Data shown:
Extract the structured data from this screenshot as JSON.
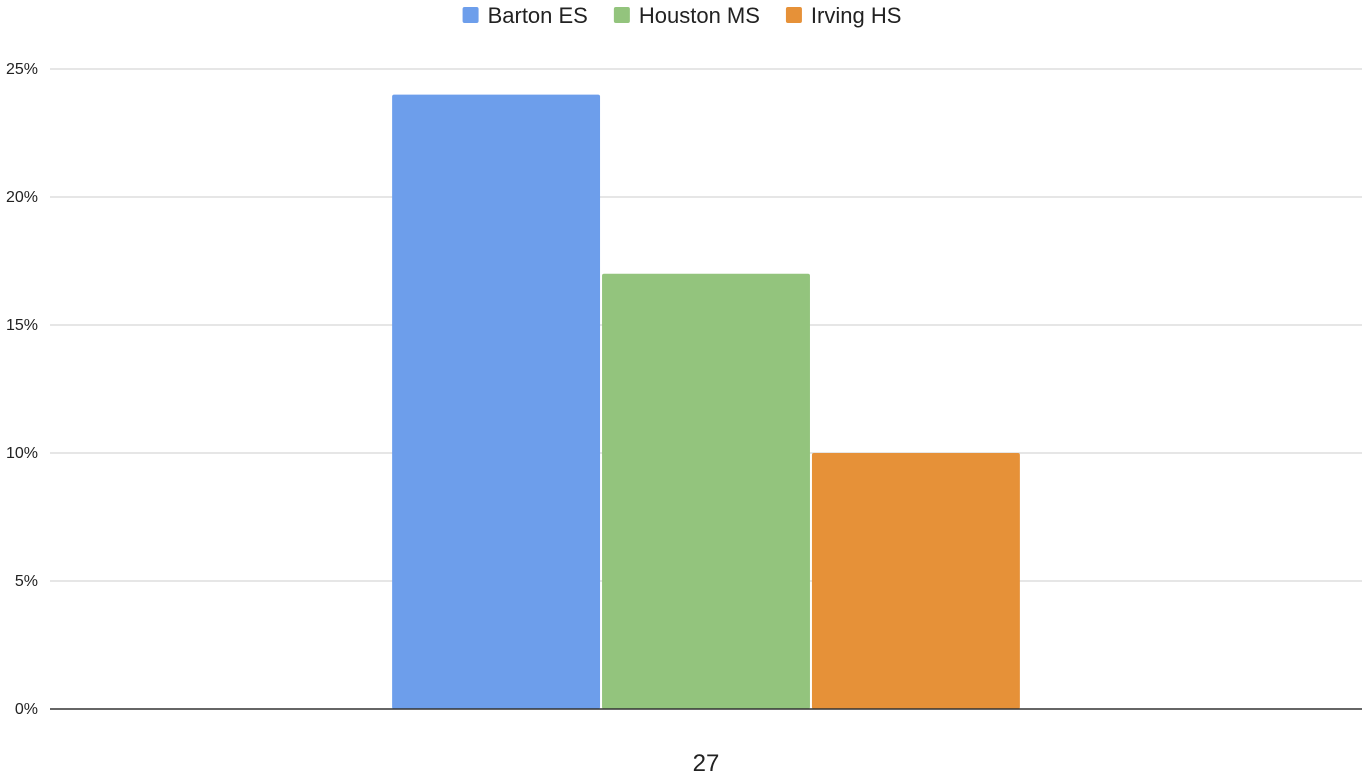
{
  "chart_data": {
    "type": "bar",
    "title": "",
    "xlabel": "",
    "ylabel": "",
    "categories": [
      "27"
    ],
    "series": [
      {
        "name": "Barton ES",
        "values": [
          24
        ],
        "color": "#6d9eeb"
      },
      {
        "name": "Houston MS",
        "values": [
          17
        ],
        "color": "#93c47d"
      },
      {
        "name": "Irving HS",
        "values": [
          10
        ],
        "color": "#e69138"
      }
    ],
    "ylim": [
      0,
      25
    ],
    "yticks": [
      0,
      5,
      10,
      15,
      20,
      25
    ],
    "ytick_format": "percent",
    "grid": true,
    "legend": "top-center"
  }
}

Work to do:
What is the number of lines above that contain "color"? Answer with that number only.

Response:
3